• _TASK STATEMENT_
Scan the listing and work out how many lines contain the word "PLATE". Nothing but the number should be given.

• _RECORDS FOR THIS TASK_
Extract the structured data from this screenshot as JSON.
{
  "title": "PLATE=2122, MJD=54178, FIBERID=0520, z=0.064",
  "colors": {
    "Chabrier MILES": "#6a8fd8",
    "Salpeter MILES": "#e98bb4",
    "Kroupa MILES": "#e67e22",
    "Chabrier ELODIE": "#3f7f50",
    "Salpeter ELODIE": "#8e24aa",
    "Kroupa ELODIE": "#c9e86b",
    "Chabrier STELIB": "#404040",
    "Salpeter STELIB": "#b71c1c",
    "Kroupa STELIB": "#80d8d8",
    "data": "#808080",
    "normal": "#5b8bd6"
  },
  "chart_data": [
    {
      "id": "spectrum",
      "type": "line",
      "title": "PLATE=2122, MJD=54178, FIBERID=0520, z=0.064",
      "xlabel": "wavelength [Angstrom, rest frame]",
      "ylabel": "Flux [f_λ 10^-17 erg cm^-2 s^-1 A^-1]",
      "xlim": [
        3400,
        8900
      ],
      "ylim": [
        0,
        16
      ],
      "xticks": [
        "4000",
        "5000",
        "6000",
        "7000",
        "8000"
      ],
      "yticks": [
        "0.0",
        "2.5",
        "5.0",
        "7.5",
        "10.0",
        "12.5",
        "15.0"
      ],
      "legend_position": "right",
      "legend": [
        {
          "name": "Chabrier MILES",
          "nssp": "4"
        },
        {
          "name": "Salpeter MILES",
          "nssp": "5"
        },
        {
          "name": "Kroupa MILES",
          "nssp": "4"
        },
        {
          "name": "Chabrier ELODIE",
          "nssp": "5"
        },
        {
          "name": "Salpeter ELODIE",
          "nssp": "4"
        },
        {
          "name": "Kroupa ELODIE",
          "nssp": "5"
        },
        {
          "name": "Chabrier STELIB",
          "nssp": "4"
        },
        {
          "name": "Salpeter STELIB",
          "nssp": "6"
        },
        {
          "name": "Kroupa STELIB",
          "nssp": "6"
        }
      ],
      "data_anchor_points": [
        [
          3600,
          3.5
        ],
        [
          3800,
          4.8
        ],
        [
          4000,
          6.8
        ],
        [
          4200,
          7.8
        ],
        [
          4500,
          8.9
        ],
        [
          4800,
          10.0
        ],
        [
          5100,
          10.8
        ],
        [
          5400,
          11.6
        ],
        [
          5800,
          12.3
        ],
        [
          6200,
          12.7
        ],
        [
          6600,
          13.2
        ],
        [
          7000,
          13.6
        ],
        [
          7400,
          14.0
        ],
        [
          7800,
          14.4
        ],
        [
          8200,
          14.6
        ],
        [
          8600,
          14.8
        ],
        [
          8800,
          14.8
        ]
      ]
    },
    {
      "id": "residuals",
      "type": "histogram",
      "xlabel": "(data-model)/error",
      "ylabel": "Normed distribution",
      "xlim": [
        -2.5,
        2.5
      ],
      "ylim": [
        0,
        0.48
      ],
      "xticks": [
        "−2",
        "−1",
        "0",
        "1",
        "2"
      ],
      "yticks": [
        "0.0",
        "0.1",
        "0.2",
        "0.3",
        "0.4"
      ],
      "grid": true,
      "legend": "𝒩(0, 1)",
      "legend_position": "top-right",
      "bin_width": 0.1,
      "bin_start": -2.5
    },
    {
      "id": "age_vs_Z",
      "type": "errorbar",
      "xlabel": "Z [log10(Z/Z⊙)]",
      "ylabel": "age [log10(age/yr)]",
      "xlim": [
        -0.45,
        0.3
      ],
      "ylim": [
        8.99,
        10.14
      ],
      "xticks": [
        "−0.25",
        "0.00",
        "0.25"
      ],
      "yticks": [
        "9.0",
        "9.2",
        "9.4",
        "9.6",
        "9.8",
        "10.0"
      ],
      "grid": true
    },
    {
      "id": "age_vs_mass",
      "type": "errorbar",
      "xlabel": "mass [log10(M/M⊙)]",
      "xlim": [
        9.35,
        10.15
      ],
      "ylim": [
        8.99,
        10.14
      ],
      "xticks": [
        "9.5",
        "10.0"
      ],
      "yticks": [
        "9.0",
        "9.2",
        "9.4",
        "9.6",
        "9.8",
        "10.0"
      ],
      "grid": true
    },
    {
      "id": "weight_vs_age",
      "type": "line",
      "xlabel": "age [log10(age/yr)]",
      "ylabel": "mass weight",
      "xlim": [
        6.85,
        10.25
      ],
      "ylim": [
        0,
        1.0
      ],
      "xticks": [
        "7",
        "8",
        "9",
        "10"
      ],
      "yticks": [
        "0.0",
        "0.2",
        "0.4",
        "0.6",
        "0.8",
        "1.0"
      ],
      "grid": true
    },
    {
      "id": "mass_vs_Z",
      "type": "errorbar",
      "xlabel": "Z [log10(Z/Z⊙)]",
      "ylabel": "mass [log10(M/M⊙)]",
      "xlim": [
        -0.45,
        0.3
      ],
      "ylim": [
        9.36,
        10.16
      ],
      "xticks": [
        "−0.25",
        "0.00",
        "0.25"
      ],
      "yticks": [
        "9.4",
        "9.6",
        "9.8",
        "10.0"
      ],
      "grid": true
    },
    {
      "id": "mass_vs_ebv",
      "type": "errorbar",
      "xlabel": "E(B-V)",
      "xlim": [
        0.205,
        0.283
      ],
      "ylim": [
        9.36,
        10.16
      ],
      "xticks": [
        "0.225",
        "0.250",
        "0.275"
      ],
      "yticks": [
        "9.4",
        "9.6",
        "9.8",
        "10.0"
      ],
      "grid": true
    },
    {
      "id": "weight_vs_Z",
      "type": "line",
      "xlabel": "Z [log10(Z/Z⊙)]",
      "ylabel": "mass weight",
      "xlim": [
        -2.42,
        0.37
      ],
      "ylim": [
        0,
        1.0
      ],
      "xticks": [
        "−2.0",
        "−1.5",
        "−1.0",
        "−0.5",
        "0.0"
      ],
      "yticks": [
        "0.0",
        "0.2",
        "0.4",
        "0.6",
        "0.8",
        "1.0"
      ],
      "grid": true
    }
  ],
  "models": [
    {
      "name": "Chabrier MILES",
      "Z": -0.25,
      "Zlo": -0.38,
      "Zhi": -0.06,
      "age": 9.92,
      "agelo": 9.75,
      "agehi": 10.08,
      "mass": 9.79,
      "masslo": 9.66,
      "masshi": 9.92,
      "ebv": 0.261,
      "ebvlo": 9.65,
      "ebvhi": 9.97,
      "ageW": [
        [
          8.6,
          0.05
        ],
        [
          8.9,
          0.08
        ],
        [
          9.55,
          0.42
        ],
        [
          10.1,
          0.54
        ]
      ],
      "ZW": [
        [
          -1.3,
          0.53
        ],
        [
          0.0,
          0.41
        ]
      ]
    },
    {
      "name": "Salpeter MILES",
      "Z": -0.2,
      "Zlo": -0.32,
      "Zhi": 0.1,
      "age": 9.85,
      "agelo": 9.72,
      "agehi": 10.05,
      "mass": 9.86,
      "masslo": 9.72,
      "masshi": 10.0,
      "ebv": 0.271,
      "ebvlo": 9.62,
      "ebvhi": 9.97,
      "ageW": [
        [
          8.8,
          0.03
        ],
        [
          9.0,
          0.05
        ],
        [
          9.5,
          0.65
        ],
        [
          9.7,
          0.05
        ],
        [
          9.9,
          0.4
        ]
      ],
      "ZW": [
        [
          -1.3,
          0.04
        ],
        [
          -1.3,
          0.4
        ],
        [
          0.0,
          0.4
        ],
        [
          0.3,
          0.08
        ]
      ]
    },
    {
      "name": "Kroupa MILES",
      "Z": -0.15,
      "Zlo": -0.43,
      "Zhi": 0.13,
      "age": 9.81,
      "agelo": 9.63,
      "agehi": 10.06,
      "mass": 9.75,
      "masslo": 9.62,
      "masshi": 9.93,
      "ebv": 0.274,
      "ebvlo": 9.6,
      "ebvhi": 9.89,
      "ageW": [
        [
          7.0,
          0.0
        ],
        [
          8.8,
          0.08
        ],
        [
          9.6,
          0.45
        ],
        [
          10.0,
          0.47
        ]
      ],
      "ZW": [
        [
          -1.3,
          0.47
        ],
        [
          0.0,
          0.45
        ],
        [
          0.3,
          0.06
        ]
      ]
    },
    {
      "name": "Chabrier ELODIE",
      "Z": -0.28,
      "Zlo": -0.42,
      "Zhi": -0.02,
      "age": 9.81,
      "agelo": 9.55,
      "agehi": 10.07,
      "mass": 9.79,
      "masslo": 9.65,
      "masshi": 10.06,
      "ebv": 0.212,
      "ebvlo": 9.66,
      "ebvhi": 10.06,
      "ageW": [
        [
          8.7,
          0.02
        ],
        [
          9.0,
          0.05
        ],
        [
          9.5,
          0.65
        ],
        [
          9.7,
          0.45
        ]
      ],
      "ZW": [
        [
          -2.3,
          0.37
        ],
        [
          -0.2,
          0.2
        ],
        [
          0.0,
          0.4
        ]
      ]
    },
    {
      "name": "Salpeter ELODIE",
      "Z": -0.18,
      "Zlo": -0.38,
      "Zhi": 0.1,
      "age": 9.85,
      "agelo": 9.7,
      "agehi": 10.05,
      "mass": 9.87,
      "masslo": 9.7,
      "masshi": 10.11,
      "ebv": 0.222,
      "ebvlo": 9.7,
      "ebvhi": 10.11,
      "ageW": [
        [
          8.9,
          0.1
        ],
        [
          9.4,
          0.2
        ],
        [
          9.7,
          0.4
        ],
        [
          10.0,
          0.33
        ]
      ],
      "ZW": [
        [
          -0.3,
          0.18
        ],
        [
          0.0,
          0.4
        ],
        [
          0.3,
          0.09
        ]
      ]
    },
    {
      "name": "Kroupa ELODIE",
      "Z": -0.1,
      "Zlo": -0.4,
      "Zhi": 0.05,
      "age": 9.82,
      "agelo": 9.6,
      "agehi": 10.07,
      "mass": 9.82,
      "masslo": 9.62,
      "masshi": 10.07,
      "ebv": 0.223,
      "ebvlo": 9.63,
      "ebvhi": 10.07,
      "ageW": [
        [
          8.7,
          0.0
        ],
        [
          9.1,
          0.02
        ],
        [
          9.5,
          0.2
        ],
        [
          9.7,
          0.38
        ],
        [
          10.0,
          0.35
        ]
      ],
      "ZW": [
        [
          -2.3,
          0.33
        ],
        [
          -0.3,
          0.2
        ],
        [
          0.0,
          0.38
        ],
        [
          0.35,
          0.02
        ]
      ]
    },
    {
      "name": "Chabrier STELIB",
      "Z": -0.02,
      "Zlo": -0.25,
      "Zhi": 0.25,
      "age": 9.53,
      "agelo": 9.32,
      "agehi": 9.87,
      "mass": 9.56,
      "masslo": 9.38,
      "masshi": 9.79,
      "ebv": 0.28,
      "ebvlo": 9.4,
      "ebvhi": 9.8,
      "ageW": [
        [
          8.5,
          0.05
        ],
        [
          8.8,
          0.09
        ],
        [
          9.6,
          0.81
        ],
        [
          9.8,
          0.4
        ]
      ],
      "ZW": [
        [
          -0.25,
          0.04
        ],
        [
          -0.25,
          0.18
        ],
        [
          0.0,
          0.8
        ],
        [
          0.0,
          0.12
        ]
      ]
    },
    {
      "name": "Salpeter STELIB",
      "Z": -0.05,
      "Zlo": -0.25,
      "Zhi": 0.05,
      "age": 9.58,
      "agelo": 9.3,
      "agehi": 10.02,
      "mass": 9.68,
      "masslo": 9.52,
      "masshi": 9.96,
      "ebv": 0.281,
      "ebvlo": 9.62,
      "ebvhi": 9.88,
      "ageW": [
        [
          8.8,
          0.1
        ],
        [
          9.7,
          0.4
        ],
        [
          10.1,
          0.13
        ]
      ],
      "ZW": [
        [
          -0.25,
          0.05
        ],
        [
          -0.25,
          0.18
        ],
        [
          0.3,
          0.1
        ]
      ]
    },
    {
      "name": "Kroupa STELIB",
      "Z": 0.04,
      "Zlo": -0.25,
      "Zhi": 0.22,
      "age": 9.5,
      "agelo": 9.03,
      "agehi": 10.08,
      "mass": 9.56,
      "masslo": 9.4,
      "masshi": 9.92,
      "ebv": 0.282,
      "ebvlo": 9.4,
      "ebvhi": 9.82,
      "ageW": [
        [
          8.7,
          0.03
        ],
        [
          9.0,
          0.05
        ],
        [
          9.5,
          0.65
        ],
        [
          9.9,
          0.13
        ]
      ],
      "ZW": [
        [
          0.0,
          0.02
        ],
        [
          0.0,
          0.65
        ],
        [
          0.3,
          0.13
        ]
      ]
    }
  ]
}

• _REPLY_
2